**EXERCISE**: Repeat the material exactly as it appears.

[Stored data entries]
▽
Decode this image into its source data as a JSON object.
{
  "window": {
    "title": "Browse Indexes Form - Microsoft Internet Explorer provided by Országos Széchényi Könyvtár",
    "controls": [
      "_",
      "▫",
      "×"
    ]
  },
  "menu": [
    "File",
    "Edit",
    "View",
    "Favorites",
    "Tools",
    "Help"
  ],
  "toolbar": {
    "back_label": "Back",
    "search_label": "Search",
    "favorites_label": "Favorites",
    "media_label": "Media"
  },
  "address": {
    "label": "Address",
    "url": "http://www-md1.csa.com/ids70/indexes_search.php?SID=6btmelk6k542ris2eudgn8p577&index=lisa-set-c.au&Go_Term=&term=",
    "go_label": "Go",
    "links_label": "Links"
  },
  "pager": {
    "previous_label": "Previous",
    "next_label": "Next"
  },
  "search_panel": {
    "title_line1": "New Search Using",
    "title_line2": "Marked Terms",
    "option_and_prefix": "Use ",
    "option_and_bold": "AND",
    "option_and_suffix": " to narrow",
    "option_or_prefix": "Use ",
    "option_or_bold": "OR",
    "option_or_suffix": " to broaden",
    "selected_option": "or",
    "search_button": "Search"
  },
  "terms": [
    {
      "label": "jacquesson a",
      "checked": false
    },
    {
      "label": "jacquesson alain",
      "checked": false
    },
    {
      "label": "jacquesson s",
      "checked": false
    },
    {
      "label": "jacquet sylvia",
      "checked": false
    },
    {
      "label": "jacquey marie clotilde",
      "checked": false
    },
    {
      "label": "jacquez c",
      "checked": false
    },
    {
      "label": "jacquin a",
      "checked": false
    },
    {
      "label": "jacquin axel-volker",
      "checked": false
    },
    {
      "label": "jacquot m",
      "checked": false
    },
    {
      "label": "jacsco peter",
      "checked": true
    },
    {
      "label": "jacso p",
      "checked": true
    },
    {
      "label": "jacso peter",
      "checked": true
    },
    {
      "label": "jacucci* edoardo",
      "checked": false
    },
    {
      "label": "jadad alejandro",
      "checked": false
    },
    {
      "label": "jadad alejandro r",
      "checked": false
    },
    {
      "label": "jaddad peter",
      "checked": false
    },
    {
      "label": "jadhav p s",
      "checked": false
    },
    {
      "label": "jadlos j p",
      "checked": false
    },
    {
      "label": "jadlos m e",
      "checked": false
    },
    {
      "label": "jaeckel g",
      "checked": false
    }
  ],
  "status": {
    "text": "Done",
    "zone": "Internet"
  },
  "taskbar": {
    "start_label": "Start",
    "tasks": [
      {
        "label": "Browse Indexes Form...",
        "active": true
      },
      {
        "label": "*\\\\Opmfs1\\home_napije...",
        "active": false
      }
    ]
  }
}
△
**WORKED ANSWER**:
Decode this image into its source data as a JSON object.
{
  "window": {
    "title": "Browse Indexes Form - Microsoft Internet Explorer provided by Országos Széchényi Könyvtár",
    "controls": [
      "_",
      "▫",
      "×"
    ]
  },
  "menu": [
    "File",
    "Edit",
    "View",
    "Favorites",
    "Tools",
    "Help"
  ],
  "toolbar": {
    "back_label": "Back",
    "search_label": "Search",
    "favorites_label": "Favorites",
    "media_label": "Media"
  },
  "address": {
    "label": "Address",
    "url": "http://www-md1.csa.com/ids70/indexes_search.php?SID=6btmelk6k542ris2eudgn8p577&index=lisa-set-c.au&Go_Term=&term=",
    "go_label": "Go",
    "links_label": "Links"
  },
  "pager": {
    "previous_label": "Previous",
    "next_label": "Next"
  },
  "search_panel": {
    "title_line1": "New Search Using",
    "title_line2": "Marked Terms",
    "option_and_prefix": "Use ",
    "option_and_bold": "AND",
    "option_and_suffix": " to narrow",
    "option_or_prefix": "Use ",
    "option_or_bold": "OR",
    "option_or_suffix": " to broaden",
    "selected_option": "or",
    "search_button": "Search"
  },
  "terms": [
    {
      "label": "jacquesson a",
      "checked": false
    },
    {
      "label": "jacquesson alain",
      "checked": false
    },
    {
      "label": "jacquesson s",
      "checked": false
    },
    {
      "label": "jacquet sylvia",
      "checked": false
    },
    {
      "label": "jacquey marie clotilde",
      "checked": false
    },
    {
      "label": "jacquez c",
      "checked": false
    },
    {
      "label": "jacquin a",
      "checked": false
    },
    {
      "label": "jacquin axel-volker",
      "checked": false
    },
    {
      "label": "jacquot m",
      "checked": false
    },
    {
      "label": "jacsco peter",
      "checked": true
    },
    {
      "label": "jacso p",
      "checked": true
    },
    {
      "label": "jacso peter",
      "checked": true
    },
    {
      "label": "jacucci* edoardo",
      "checked": false
    },
    {
      "label": "jadad alejandro",
      "checked": false
    },
    {
      "label": "jadad alejandro r",
      "checked": false
    },
    {
      "label": "jaddad peter",
      "checked": false
    },
    {
      "label": "jadhav p s",
      "checked": false
    },
    {
      "label": "jadlos j p",
      "checked": false
    },
    {
      "label": "jadlos m e",
      "checked": false
    },
    {
      "label": "jaeckel g",
      "checked": false
    }
  ],
  "status": {
    "text": "Done",
    "zone": "Internet"
  },
  "taskbar": {
    "start_label": "Start",
    "tasks": [
      {
        "label": "Browse Indexes Form...",
        "active": true
      },
      {
        "label": "*\\\\Opmfs1\\home_napije...",
        "active": false
      }
    ]
  }
}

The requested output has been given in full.